**PROVIDED RECORDS**
>>>>

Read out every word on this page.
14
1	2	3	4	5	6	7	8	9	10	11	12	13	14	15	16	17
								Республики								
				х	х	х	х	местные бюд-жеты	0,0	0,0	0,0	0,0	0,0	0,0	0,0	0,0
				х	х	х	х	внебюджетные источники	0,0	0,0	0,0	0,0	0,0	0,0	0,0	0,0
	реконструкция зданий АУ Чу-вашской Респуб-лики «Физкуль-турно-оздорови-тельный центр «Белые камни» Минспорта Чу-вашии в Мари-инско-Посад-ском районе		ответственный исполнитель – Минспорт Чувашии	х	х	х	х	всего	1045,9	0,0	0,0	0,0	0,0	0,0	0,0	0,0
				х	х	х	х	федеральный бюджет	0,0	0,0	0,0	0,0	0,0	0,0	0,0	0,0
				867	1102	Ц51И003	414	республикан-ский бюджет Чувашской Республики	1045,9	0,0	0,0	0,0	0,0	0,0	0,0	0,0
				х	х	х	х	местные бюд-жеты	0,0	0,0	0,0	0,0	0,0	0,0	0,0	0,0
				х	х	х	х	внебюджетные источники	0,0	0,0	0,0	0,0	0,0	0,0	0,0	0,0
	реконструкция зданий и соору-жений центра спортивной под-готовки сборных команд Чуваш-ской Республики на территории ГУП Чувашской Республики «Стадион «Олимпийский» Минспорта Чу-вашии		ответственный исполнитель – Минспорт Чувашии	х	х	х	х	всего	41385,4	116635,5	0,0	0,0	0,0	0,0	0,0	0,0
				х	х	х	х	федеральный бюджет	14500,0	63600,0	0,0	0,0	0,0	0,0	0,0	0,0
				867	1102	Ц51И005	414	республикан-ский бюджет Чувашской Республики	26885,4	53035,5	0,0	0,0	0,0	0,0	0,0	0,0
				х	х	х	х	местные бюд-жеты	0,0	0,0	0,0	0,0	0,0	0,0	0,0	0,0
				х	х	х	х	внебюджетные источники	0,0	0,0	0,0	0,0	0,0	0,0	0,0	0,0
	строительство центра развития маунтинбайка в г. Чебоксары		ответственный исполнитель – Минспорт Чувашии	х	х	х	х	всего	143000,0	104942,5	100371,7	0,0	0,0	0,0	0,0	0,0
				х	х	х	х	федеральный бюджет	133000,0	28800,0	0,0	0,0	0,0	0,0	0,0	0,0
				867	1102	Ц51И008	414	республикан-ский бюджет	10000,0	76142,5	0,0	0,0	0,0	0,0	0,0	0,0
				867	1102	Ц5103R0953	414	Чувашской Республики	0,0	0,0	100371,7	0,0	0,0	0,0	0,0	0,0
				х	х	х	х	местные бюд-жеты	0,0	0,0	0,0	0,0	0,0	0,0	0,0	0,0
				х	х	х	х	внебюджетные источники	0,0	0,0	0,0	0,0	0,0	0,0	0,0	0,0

<<<<

**TASK DETAILS**
Would you reproduce all the entries exactly?

**THE REPLY**
Read out every word on this page.
14
1	2	3	4	5	6	7	8	9	10	11	12	13	14	15	16	17
								Республики								
				х	х	х	х	местные бюд-жеты	0,0	0,0	0,0	0,0	0,0	0,0	0,0	0,0
				х	х	х	х	внебюджетные источники	0,0	0,0	0,0	0,0	0,0	0,0	0,0	0,0
	реконструкция зданий АУ Чу-вашской Респуб-лики «Физкуль-турно-оздорови-тельный центр «Белые камни» Минспорта Чу-вашии в Мари-инско-Посад-ском районе		ответственный исполнитель – Минспорт Чувашии	х	х	х	х	всего	1045,9	0,0	0,0	0,0	0,0	0,0	0,0	0,0
				х	х	х	х	федеральный бюджет	0,0	0,0	0,0	0,0	0,0	0,0	0,0	0,0
				867	1102	Ц51И003	414	республикан-ский бюджет Чувашской Республики	1045,9	0,0	0,0	0,0	0,0	0,0	0,0	0,0
				х	х	х	х	местные бюд-жеты	0,0	0,0	0,0	0,0	0,0	0,0	0,0	0,0
				х	х	х	х	внебюджетные источники	0,0	0,0	0,0	0,0	0,0	0,0	0,0	0,0
	реконструкция зданий и соору-жений центра спортивной под-готовки сборных команд Чуваш-ской Республики на территории ГУП Чувашской Республики «Стадион «Олимпийский» Минспорта Чу-вашии		ответственный исполнитель – Минспорт Чувашии	х	х	х	х	всего	41385,4	116635,5	0,0	0,0	0,0	0,0	0,0	0,0
				х	х	х	х	федеральный бюджет	14500,0	63600,0	0,0	0,0	0,0	0,0	0,0	0,0
				867	1102	Ц51И005	414	республикан-ский бюджет Чувашской Республики	26885,4	53035,5	0,0	0,0	0,0	0,0	0,0	0,0
				х	х	х	х	местные бюд-жеты	0,0	0,0	0,0	0,0	0,0	0,0	0,0	0,0
				х	х	х	х	внебюджетные источники	0,0	0,0	0,0	0,0	0,0	0,0	0,0	0,0
	строительство центра развития маунтинбайка в г. Чебоксары		ответственный исполнитель – Минспорт Чувашии	х	х	х	х	всего	143000,0	104942,5	100371,7	0,0	0,0	0,0	0,0	0,0
				х	х	х	х	федеральный бюджет	133000,0	28800,0	0,0	0,0	0,0	0,0	0,0	0,0
				867	1102	Ц51И008	414	республикан-ский бюджет	10000,0	76142,5	0,0	0,0	0,0	0,0	0,0	0,0
				867	1102	Ц5103R0953	414	Чувашской Республики	0,0	0,0	100371,7	0,0	0,0	0,0	0,0	0,0
				х	х	х	х	местные бюд-жеты	0,0	0,0	0,0	0,0	0,0	0,0	0,0	0,0
				х	х	х	х	внебюджетные источники	0,0	0,0	0,0	0,0	0,0	0,0	0,0	0,0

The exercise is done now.